● Records for processing
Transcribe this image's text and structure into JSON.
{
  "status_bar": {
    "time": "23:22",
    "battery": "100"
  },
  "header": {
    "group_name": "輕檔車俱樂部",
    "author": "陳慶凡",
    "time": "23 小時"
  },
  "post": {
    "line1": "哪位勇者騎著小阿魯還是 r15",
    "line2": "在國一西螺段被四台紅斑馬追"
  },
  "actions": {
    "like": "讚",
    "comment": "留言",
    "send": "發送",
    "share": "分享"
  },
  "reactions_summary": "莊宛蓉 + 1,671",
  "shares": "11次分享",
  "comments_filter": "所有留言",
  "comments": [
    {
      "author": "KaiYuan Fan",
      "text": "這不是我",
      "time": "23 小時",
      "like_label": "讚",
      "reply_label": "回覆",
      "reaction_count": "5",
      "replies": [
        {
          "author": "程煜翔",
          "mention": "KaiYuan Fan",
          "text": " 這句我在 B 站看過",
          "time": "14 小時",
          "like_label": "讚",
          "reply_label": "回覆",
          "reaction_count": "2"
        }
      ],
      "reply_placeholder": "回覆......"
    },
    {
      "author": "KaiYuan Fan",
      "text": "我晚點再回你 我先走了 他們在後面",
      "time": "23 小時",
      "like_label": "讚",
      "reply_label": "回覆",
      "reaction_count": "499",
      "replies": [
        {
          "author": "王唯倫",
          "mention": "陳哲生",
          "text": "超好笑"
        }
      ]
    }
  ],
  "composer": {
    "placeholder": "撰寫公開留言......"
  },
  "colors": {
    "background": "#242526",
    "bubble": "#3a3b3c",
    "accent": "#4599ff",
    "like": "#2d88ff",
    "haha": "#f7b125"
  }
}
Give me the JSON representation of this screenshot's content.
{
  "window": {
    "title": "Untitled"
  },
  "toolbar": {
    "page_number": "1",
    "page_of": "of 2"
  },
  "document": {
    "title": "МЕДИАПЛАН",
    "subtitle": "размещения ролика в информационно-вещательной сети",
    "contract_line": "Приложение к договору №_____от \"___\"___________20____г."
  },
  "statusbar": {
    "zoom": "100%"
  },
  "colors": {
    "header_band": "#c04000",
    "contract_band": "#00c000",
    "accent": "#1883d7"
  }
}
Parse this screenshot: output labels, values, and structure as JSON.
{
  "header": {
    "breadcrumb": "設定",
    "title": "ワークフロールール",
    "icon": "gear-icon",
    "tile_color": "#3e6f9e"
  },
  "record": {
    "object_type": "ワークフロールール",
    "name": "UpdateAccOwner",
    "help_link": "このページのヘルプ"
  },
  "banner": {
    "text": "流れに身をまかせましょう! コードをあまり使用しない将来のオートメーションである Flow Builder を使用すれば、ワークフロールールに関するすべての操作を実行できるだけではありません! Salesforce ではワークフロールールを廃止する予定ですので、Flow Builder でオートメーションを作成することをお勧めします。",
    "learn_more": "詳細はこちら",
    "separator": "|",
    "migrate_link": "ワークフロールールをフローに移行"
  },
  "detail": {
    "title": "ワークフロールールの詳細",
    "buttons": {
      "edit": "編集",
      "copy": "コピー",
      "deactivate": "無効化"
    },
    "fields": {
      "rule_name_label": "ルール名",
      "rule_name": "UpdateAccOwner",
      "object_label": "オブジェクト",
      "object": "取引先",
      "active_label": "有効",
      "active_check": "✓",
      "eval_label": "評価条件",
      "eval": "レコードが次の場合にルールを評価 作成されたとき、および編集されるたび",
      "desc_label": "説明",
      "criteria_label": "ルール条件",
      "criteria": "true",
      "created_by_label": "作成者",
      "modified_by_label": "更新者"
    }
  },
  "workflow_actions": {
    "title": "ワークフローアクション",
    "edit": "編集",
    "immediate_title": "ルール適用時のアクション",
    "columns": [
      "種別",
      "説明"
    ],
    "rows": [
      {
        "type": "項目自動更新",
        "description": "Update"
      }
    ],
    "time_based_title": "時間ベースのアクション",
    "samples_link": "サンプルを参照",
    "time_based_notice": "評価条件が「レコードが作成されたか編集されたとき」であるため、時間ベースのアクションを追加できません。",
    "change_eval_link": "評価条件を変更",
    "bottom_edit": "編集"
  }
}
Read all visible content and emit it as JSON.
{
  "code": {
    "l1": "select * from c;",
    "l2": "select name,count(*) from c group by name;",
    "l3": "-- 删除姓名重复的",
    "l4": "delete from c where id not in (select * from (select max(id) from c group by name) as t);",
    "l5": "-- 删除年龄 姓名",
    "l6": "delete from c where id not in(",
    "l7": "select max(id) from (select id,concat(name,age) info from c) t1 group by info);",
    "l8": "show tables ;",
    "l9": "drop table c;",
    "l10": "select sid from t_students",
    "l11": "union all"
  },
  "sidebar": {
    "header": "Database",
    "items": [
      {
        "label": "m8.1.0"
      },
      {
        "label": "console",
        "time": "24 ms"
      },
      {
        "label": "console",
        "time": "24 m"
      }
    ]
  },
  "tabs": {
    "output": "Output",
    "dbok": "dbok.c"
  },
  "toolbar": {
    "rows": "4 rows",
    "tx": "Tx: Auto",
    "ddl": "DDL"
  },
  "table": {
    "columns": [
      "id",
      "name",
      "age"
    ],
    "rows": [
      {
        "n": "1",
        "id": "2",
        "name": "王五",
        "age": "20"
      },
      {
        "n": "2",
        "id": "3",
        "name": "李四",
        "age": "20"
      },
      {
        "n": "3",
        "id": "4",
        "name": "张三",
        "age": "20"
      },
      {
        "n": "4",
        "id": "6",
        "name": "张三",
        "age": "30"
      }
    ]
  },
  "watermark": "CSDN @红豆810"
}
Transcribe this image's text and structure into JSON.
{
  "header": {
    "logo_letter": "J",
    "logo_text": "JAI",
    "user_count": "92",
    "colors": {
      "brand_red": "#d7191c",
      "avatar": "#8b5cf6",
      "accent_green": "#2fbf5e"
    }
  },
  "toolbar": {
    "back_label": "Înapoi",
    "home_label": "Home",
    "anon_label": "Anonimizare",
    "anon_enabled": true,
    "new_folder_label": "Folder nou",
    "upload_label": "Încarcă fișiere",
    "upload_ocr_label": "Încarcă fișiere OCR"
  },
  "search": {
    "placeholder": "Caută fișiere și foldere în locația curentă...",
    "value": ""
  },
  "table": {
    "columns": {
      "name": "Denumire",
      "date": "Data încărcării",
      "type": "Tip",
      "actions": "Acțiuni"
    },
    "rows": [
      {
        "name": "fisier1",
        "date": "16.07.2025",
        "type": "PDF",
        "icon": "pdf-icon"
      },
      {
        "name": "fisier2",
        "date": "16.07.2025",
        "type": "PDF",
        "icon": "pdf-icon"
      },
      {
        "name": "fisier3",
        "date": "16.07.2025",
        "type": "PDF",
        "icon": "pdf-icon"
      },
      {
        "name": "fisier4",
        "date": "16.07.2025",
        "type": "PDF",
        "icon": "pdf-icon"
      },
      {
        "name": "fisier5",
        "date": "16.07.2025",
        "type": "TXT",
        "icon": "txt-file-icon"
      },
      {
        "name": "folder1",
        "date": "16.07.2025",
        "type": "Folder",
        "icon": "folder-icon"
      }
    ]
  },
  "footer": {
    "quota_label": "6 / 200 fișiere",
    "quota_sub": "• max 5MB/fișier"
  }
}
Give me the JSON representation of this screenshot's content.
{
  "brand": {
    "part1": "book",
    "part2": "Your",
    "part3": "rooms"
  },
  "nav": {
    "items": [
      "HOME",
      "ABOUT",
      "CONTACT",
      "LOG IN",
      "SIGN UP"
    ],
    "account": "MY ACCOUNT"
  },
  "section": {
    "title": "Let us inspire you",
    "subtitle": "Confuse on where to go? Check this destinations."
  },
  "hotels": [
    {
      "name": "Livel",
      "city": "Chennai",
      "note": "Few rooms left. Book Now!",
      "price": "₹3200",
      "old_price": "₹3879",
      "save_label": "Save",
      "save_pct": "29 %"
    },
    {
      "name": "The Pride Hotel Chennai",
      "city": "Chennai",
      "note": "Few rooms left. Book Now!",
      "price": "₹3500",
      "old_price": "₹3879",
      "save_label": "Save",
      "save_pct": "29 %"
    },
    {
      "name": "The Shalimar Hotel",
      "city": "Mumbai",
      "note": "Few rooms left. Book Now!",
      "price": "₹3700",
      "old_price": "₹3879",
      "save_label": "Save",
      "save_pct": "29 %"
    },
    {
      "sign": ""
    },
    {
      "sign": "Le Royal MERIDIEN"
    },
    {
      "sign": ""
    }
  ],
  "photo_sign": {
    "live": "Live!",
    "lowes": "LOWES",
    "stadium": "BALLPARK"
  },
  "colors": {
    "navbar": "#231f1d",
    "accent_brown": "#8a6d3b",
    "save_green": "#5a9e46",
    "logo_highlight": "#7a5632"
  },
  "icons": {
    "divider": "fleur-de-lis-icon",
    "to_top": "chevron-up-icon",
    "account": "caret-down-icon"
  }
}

● Direction
Copy all lines from the data that hold the word "account".

● Exercise response
    "account": "MY ACCOUNT"
    "account": "caret-down-icon"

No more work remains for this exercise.